## [What you will do]
Please set down these lines word for word, starting with the line that contains "nav-link-fitness[interactable]: Fitness [770,358,895,402]" and going on through the line that contains "lightning-bolt-icon [34,42,86,120]".

[Records excerpted from a collection]
+ + +
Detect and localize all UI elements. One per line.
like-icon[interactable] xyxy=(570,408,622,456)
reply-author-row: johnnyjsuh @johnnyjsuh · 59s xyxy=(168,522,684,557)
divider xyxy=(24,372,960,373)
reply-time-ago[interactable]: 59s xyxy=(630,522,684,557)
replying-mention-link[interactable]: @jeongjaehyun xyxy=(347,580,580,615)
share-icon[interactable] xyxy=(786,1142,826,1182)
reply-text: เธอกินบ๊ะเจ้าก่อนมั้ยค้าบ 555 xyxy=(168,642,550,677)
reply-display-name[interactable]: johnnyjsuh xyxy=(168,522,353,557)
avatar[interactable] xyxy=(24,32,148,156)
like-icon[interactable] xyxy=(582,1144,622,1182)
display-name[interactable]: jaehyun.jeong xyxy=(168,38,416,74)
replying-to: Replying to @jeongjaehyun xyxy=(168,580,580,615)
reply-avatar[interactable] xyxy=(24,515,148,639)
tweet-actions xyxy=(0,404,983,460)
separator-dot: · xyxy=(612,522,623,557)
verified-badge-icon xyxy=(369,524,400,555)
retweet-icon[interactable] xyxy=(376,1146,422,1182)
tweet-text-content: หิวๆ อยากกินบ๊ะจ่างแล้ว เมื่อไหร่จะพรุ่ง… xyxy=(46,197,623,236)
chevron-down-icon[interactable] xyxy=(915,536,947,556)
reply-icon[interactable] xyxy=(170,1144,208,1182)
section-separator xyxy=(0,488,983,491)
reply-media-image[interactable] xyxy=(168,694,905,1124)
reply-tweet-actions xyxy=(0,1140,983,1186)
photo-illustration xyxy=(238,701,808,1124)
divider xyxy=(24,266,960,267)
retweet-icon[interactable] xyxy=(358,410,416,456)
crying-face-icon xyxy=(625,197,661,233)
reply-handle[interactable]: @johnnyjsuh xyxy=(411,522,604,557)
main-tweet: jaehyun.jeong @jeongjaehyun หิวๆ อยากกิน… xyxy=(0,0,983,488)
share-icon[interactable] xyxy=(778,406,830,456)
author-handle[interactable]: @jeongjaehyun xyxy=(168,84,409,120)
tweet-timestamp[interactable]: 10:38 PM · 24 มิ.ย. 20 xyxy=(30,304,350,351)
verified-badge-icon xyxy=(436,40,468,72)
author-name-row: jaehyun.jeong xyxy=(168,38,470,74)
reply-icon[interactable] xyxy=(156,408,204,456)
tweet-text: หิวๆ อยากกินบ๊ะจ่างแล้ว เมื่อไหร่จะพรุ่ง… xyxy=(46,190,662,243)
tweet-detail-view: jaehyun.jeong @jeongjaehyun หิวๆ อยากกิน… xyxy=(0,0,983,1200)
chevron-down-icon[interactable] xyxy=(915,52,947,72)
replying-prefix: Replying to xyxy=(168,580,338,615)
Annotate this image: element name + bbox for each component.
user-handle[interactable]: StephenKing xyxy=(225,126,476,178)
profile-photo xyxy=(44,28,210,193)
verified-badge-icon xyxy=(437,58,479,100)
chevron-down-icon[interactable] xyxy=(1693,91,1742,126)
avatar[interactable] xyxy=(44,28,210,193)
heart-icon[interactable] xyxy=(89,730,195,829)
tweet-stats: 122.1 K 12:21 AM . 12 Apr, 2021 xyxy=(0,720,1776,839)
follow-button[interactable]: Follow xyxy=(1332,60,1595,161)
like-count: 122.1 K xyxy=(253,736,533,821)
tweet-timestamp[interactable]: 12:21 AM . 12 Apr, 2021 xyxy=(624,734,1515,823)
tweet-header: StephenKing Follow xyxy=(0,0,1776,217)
+ + +
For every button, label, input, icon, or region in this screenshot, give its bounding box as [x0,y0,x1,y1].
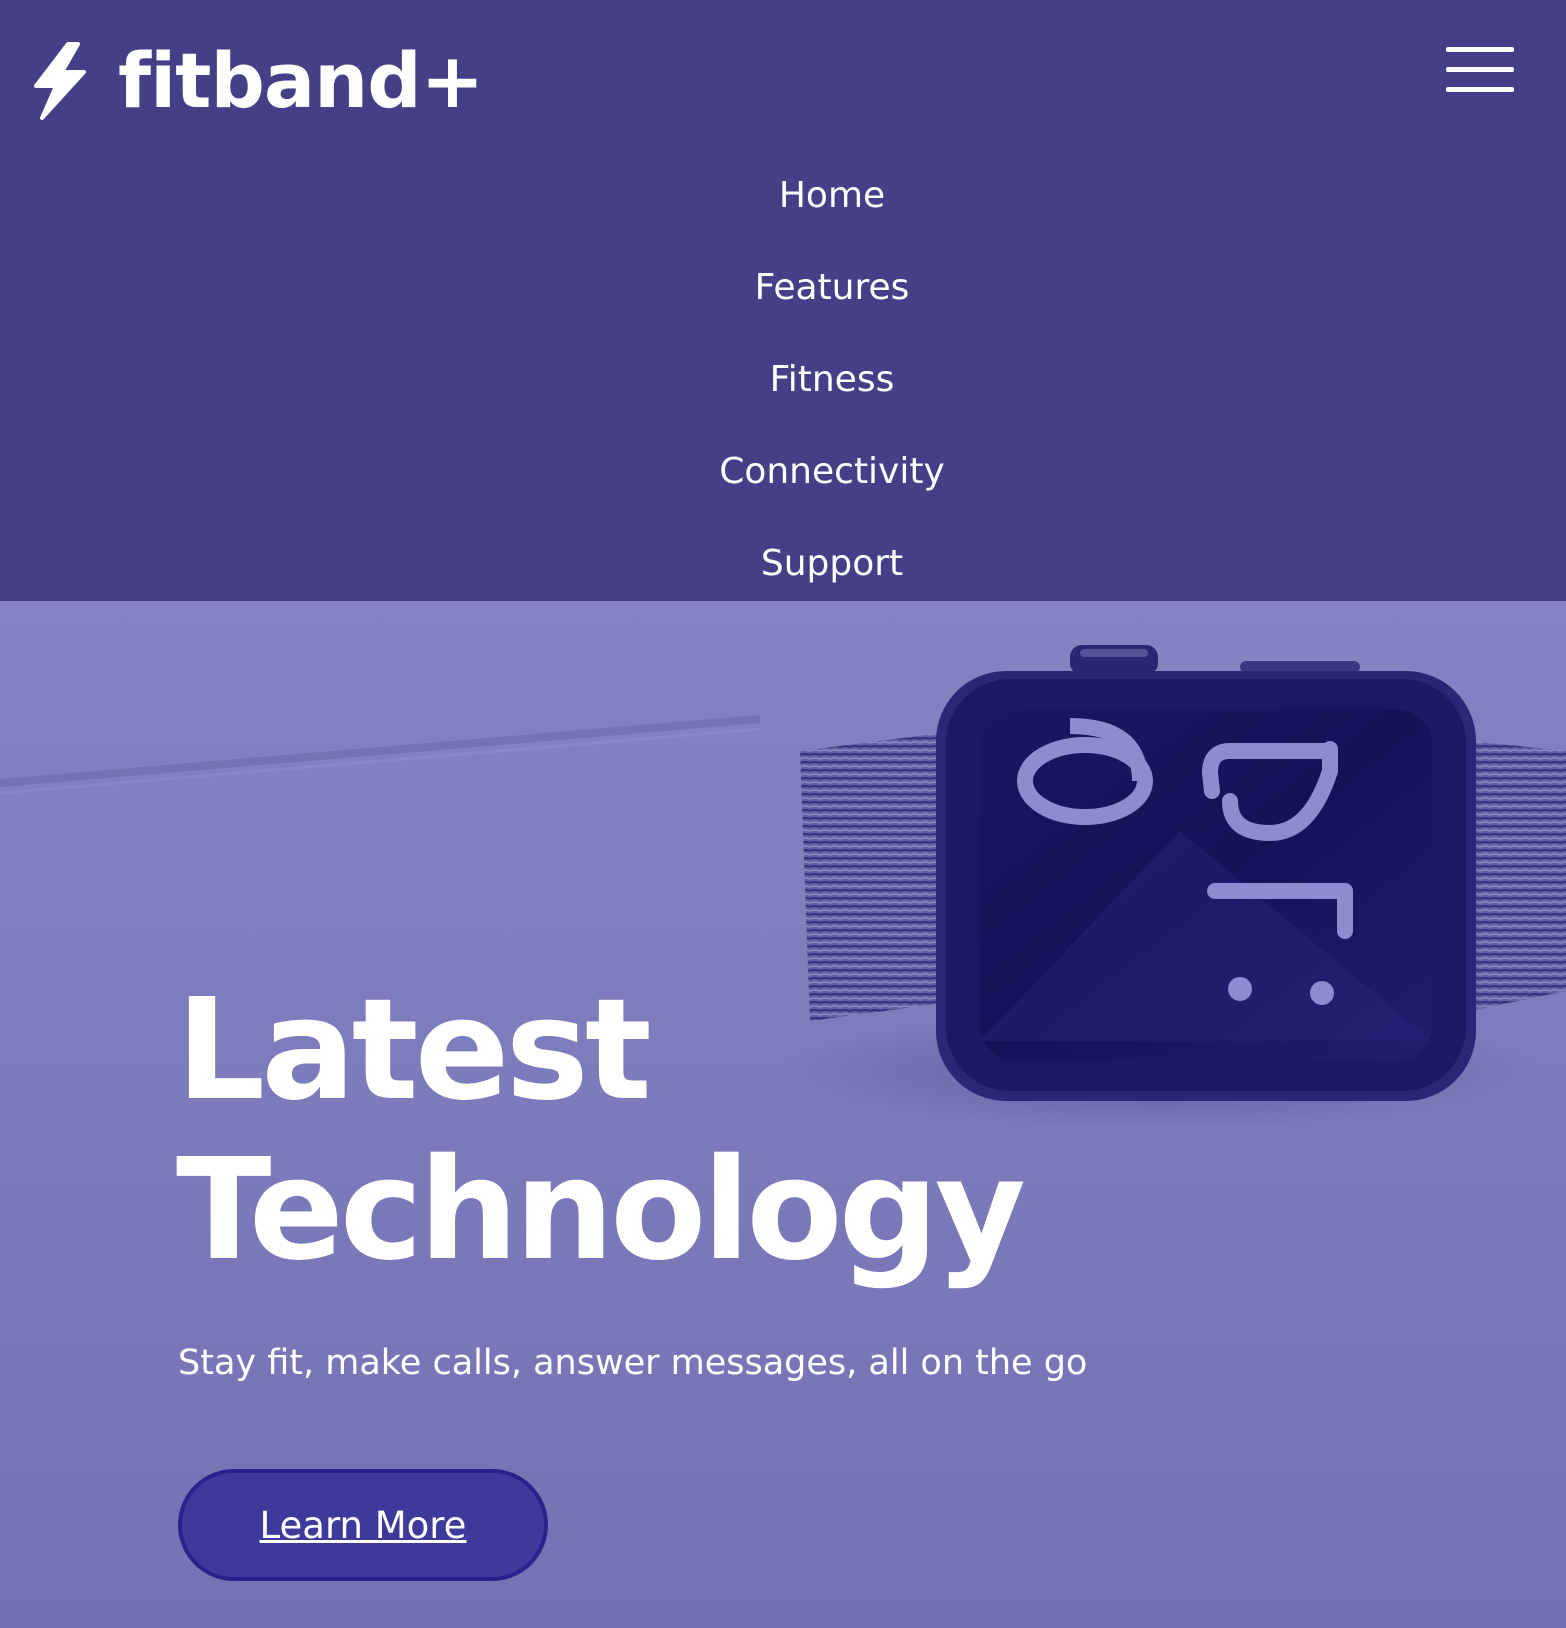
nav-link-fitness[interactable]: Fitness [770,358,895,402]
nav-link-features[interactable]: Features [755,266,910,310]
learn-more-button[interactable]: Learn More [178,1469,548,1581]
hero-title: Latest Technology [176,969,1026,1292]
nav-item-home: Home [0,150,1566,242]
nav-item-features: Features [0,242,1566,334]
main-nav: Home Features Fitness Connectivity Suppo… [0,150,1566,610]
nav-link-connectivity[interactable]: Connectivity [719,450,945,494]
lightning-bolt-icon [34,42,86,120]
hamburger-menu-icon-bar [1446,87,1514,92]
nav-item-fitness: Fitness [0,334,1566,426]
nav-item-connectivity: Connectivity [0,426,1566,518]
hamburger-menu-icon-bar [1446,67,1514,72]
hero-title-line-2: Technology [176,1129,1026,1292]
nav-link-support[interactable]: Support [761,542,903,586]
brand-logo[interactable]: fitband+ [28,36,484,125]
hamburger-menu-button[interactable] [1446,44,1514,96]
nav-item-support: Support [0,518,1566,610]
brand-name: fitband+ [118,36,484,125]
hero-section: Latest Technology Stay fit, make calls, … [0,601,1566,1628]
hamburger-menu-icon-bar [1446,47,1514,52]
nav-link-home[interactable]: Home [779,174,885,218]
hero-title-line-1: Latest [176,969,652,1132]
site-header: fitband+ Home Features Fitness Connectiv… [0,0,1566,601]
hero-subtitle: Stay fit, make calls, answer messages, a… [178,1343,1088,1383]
+ + +
## [Task response]
nav-link-fitness[interactable]: Fitness [770,358,895,402]
nav-link-features[interactable]: Features [755,266,910,310]
learn-more-button[interactable]: Learn More [178,1469,548,1581]
hero-title: Latest Technology [176,969,1026,1292]
nav-item-home: Home [0,150,1566,242]
nav-item-features: Features [0,242,1566,334]
main-nav: Home Features Fitness Connectivity Suppo… [0,150,1566,610]
nav-link-connectivity[interactable]: Connectivity [719,450,945,494]
lightning-bolt-icon [34,42,86,120]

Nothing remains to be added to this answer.